## BEGIN Available data

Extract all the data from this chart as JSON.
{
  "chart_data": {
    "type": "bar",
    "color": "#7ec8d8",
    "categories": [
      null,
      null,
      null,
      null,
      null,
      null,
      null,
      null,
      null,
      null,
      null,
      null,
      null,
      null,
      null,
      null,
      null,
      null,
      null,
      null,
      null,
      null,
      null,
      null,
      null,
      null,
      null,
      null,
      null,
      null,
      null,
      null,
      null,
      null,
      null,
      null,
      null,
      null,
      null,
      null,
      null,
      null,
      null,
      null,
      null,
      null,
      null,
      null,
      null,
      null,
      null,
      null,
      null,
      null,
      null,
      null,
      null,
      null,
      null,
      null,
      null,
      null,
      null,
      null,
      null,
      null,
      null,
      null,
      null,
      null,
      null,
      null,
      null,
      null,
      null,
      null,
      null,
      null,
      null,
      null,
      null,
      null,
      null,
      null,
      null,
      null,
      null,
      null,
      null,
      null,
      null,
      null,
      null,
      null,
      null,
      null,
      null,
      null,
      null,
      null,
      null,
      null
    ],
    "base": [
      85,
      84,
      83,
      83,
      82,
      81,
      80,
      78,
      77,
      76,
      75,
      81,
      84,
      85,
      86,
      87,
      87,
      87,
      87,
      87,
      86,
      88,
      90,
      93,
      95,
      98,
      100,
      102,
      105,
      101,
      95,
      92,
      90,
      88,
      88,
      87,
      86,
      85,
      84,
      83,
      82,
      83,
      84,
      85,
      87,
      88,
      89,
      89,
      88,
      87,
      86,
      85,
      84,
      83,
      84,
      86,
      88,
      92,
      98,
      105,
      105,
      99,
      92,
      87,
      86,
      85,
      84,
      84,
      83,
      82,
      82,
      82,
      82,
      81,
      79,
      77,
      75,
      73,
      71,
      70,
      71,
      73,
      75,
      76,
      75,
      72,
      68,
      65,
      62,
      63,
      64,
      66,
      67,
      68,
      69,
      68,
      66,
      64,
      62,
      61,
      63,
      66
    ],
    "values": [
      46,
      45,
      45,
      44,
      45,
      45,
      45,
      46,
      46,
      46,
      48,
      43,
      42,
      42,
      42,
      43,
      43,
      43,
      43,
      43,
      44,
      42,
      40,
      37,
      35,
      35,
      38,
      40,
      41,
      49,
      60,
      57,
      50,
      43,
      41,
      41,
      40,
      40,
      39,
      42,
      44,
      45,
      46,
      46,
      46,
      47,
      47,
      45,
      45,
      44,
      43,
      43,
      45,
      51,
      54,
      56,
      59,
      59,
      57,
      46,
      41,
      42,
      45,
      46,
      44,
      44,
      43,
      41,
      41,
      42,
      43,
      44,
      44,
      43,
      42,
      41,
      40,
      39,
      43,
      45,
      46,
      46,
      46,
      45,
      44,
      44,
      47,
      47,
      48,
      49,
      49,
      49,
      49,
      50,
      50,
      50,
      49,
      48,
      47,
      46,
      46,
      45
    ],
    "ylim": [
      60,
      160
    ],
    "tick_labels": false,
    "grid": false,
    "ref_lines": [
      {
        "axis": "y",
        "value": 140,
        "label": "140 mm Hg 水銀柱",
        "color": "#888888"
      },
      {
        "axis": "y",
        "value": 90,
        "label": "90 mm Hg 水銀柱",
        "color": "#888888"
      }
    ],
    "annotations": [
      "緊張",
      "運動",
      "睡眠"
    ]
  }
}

## END Available data

- **Problem**
Type out the entries again, word for word.

- **Complete output**
Extract all the data from this chart as JSON.
{
  "chart_data": {
    "type": "bar",
    "color": "#7ec8d8",
    "categories": [
      null,
      null,
      null,
      null,
      null,
      null,
      null,
      null,
      null,
      null,
      null,
      null,
      null,
      null,
      null,
      null,
      null,
      null,
      null,
      null,
      null,
      null,
      null,
      null,
      null,
      null,
      null,
      null,
      null,
      null,
      null,
      null,
      null,
      null,
      null,
      null,
      null,
      null,
      null,
      null,
      null,
      null,
      null,
      null,
      null,
      null,
      null,
      null,
      null,
      null,
      null,
      null,
      null,
      null,
      null,
      null,
      null,
      null,
      null,
      null,
      null,
      null,
      null,
      null,
      null,
      null,
      null,
      null,
      null,
      null,
      null,
      null,
      null,
      null,
      null,
      null,
      null,
      null,
      null,
      null,
      null,
      null,
      null,
      null,
      null,
      null,
      null,
      null,
      null,
      null,
      null,
      null,
      null,
      null,
      null,
      null,
      null,
      null,
      null,
      null,
      null,
      null
    ],
    "base": [
      85,
      84,
      83,
      83,
      82,
      81,
      80,
      78,
      77,
      76,
      75,
      81,
      84,
      85,
      86,
      87,
      87,
      87,
      87,
      87,
      86,
      88,
      90,
      93,
      95,
      98,
      100,
      102,
      105,
      101,
      95,
      92,
      90,
      88,
      88,
      87,
      86,
      85,
      84,
      83,
      82,
      83,
      84,
      85,
      87,
      88,
      89,
      89,
      88,
      87,
      86,
      85,
      84,
      83,
      84,
      86,
      88,
      92,
      98,
      105,
      105,
      99,
      92,
      87,
      86,
      85,
      84,
      84,
      83,
      82,
      82,
      82,
      82,
      81,
      79,
      77,
      75,
      73,
      71,
      70,
      71,
      73,
      75,
      76,
      75,
      72,
      68,
      65,
      62,
      63,
      64,
      66,
      67,
      68,
      69,
      68,
      66,
      64,
      62,
      61,
      63,
      66
    ],
    "values": [
      46,
      45,
      45,
      44,
      45,
      45,
      45,
      46,
      46,
      46,
      48,
      43,
      42,
      42,
      42,
      43,
      43,
      43,
      43,
      43,
      44,
      42,
      40,
      37,
      35,
      35,
      38,
      40,
      41,
      49,
      60,
      57,
      50,
      43,
      41,
      41,
      40,
      40,
      39,
      42,
      44,
      45,
      46,
      46,
      46,
      47,
      47,
      45,
      45,
      44,
      43,
      43,
      45,
      51,
      54,
      56,
      59,
      59,
      57,
      46,
      41,
      42,
      45,
      46,
      44,
      44,
      43,
      41,
      41,
      42,
      43,
      44,
      44,
      43,
      42,
      41,
      40,
      39,
      43,
      45,
      46,
      46,
      46,
      45,
      44,
      44,
      47,
      47,
      48,
      49,
      49,
      49,
      49,
      50,
      50,
      50,
      49,
      48,
      47,
      46,
      46,
      45
    ],
    "ylim": [
      60,
      160
    ],
    "tick_labels": false,
    "grid": false,
    "ref_lines": [
      {
        "axis": "y",
        "value": 140,
        "label": "140 mm Hg 水銀柱",
        "color": "#888888"
      },
      {
        "axis": "y",
        "value": 90,
        "label": "90 mm Hg 水銀柱",
        "color": "#888888"
      }
    ],
    "annotations": [
      "緊張",
      "運動",
      "睡眠"
    ]
  }
}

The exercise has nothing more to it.